PARTS OF THE EXERCISE:
• A. Copy the Kansas mask mandate article from "After a meeting" to "statewide mask requirement.".
• B. Carry on the Kansas mask mandate article, starting after its final sentence.

After a meeting between Kansas legislative leaders and the governor, the two agreed to reach out to local leaders first to ask them to implement their own mask mandates.
But what if cities and counties say no? The governor is still intent on pursuing a statewide mask requirement.
"If we are unable to convince communities to voluntarily implement a mask mandate, I will move expeditiously to find another way to implement a statewide mask requirement," Gov. Laura Kelly said in a news conference Wednesday.
Currently, counties can choose to opt out of the governor’s current mask mandate. To change that ability now would require a special legislative session.
Kansas has surpassed 1,000 COVID-19 deaths and this week saw back-to-back record-breaking case numbers in a reporting period. On Monday, the state saw the highest number of new cases in a reporting period at nearly 2,500, but that was broken by Wednesday’s tally, at over 3,300.
With that urgency in mind, having people wear masks is crucial, the governor said.
"Counties with no mandate have seen infection rates climb," Kelly said, referencing a University of Kansas study which showed spread slowed down in counties with mask orders.
The governor said she has hope that after reaching out, and with the rising cases, counties are in fact willing to change their minds and implement mask orders.
Already, the lieutenant governor is on a "mask up" tour, having traveled to northwest Kansas, where COVID-19 has heavily impacted communities, she said.
"He said that a number of the [county] commissioners are starting to see the light and are really reconsidering," she said.

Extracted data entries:
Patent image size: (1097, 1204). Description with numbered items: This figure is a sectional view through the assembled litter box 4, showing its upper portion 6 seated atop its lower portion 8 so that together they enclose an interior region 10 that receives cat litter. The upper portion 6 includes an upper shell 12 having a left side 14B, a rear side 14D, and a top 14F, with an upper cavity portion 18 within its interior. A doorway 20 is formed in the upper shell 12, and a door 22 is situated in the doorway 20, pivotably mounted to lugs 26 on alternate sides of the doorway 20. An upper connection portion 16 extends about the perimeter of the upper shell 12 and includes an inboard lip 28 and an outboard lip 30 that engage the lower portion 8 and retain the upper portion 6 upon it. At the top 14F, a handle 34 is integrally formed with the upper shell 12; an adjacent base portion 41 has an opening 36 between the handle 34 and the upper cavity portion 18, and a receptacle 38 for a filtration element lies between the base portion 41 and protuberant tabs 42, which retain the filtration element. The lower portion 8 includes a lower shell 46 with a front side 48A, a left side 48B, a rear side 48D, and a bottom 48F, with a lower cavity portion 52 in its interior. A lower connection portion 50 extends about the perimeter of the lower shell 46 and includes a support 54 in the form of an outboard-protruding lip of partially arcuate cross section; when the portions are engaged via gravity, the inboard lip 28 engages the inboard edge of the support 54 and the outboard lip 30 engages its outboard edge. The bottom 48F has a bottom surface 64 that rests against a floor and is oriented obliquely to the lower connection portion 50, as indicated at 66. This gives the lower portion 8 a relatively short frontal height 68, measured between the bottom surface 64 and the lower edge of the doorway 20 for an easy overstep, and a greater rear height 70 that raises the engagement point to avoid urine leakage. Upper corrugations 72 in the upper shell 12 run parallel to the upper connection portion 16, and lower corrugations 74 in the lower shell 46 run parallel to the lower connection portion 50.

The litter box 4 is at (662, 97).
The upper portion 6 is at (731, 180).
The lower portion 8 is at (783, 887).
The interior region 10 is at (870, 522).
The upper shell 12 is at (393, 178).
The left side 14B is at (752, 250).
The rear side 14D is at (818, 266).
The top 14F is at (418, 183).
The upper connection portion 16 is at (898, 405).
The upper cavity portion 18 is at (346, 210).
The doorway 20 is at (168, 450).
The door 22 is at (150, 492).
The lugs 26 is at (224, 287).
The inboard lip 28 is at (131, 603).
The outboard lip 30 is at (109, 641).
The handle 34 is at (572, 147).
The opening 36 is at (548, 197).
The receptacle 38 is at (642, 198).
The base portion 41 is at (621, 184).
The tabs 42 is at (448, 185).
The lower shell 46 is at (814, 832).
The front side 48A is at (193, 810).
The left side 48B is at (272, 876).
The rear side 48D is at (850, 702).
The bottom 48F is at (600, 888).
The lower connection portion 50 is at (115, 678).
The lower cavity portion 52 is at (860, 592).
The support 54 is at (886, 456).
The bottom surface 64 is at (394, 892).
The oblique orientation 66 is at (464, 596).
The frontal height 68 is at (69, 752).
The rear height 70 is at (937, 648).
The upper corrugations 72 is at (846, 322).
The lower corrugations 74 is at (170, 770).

TASK RESPONSES:
• A.
After a meeting between Kansas legislative leaders and the governor, the two agreed to reach out to local leaders first to ask them to implement their own mask mandates.
But what if cities and counties say no? The governor is still intent on pursuing a statewide mask requirement.

• B.
The governor also said she was very open to having conversations with local leaders on implementing a mask mandate.
"Is there a way that they can put a mask mandate in that works for them?" she said. "If these counties... can come up with some modifications to the mask mandate that would work for them, we’ll partner with them."
The state will reach out first, however, to the League of Kansas Municipalities and Kansas Association of Counties, who represent all of the state’s cities and counties, respectively.
The governor will face likely resistance from some local officials. Some smaller cities have told The Topeka Capital-Journal there is no need for them to have masks, even when their counties opted into the mandate. In Ford County, commissioners even rejected a state grant in fear that accepting it would conflict with the county opting out of statewide orders, such as the mask mandate.
But Kelly will continue her push.
"It’s clear that until a vaccine is available and widely deployed, mask usage is one our most important strategies for keeping Kansas schools and businesses open," she said.